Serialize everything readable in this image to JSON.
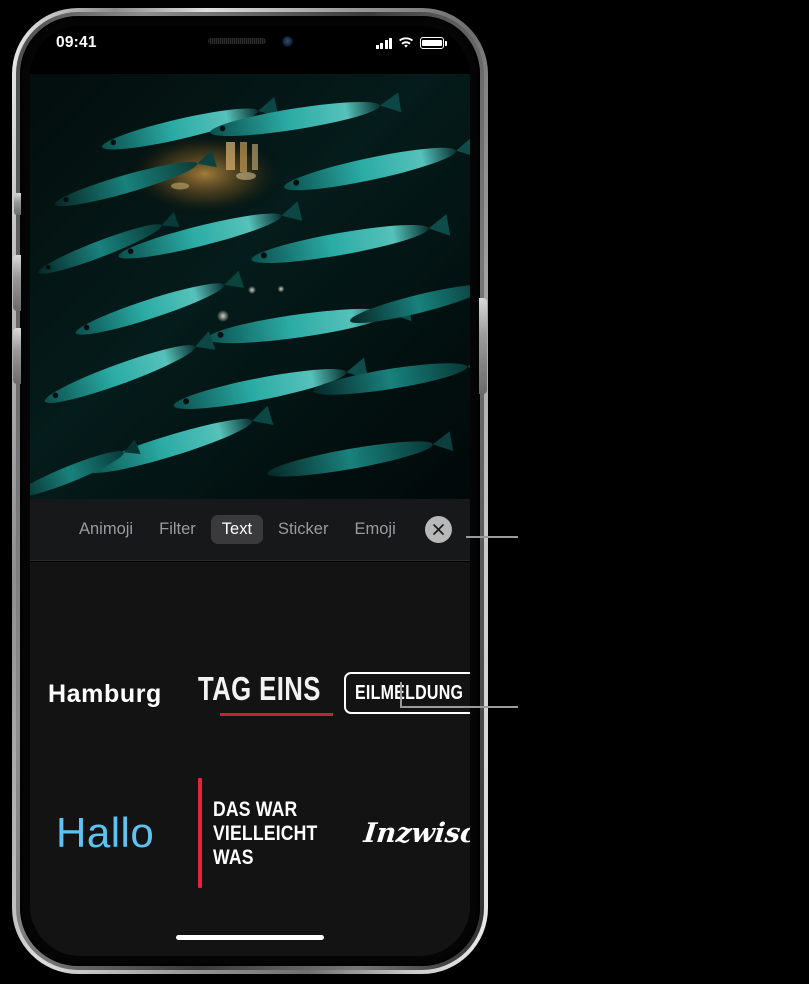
{
  "status_bar": {
    "time": "09:41",
    "cellular_icon": "signal-bars-icon",
    "wifi_icon": "wifi-icon",
    "battery_icon": "battery-full-icon"
  },
  "photo": {
    "description": "underwater photo of a school of fish",
    "alt": "Schwarm Fische unter Wasser"
  },
  "tab_bar": {
    "tabs": [
      {
        "label": "Animoji",
        "active": false
      },
      {
        "label": "Filter",
        "active": false
      },
      {
        "label": "Text",
        "active": true
      },
      {
        "label": "Sticker",
        "active": false
      },
      {
        "label": "Emoji",
        "active": false
      }
    ],
    "close_button": {
      "icon": "close-x-icon",
      "label": "Schließen"
    }
  },
  "text_styles": {
    "row1": [
      {
        "id": "hamburg",
        "text": "Hamburg"
      },
      {
        "id": "tag-eins",
        "text": "TAG EINS",
        "accent_color": "#c42036"
      },
      {
        "id": "eilmeldung",
        "text": "EILMELDUNG"
      }
    ],
    "row2": [
      {
        "id": "hallo",
        "text": "Hallo",
        "color": "#5cc3f2"
      },
      {
        "id": "das-war-vielleicht-was",
        "lines": [
          "DAS WAR",
          "VIELLEICHT",
          "WAS"
        ],
        "accent_color": "#e8213f"
      },
      {
        "id": "inzwischen",
        "text": "Inzwischen"
      }
    ]
  },
  "home_indicator": {
    "label": "home-indicator"
  },
  "callouts": [
    {
      "id": "callout-close-button",
      "target": "close-button"
    },
    {
      "id": "callout-eilmeldung",
      "target": "eilmeldung-style"
    }
  ],
  "colors": {
    "accent_red": "#c42036",
    "accent_crimson": "#e8213f",
    "accent_blue": "#5cc3f2",
    "tabbar_bg": "#17181a",
    "picker_bg": "#131314",
    "leader_line": "#9a9a9a"
  }
}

###

> **Required task**:
In the copy, include all records verbatim but no images.

> **Result of this task**:
Serialize everything readable in this image to JSON.
{
  "status_bar": {
    "time": "09:41",
    "cellular_icon": "signal-bars-icon",
    "wifi_icon": "wifi-icon",
    "battery_icon": "battery-full-icon"
  },
  "photo": {
    "description": "underwater photo of a school of fish",
    "alt": "Schwarm Fische unter Wasser"
  },
  "tab_bar": {
    "tabs": [
      {
        "label": "Animoji",
        "active": false
      },
      {
        "label": "Filter",
        "active": false
      },
      {
        "label": "Text",
        "active": true
      },
      {
        "label": "Sticker",
        "active": false
      },
      {
        "label": "Emoji",
        "active": false
      }
    ],
    "close_button": {
      "icon": "close-x-icon",
      "label": "Schließen"
    }
  },
  "text_styles": {
    "row1": [
      {
        "id": "hamburg",
        "text": "Hamburg"
      },
      {
        "id": "tag-eins",
        "text": "TAG EINS",
        "accent_color": "#c42036"
      },
      {
        "id": "eilmeldung",
        "text": "EILMELDUNG"
      }
    ],
    "row2": [
      {
        "id": "hallo",
        "text": "Hallo",
        "color": "#5cc3f2"
      },
      {
        "id": "das-war-vielleicht-was",
        "lines": [
          "DAS WAR",
          "VIELLEICHT",
          "WAS"
        ],
        "accent_color": "#e8213f"
      },
      {
        "id": "inzwischen",
        "text": "Inzwischen"
      }
    ]
  },
  "home_indicator": {
    "label": "home-indicator"
  },
  "callouts": [
    {
      "id": "callout-close-button",
      "target": "close-button"
    },
    {
      "id": "callout-eilmeldung",
      "target": "eilmeldung-style"
    }
  ],
  "colors": {
    "accent_red": "#c42036",
    "accent_crimson": "#e8213f",
    "accent_blue": "#5cc3f2",
    "tabbar_bg": "#17181a",
    "picker_bg": "#131314",
    "leader_line": "#9a9a9a"
  }
}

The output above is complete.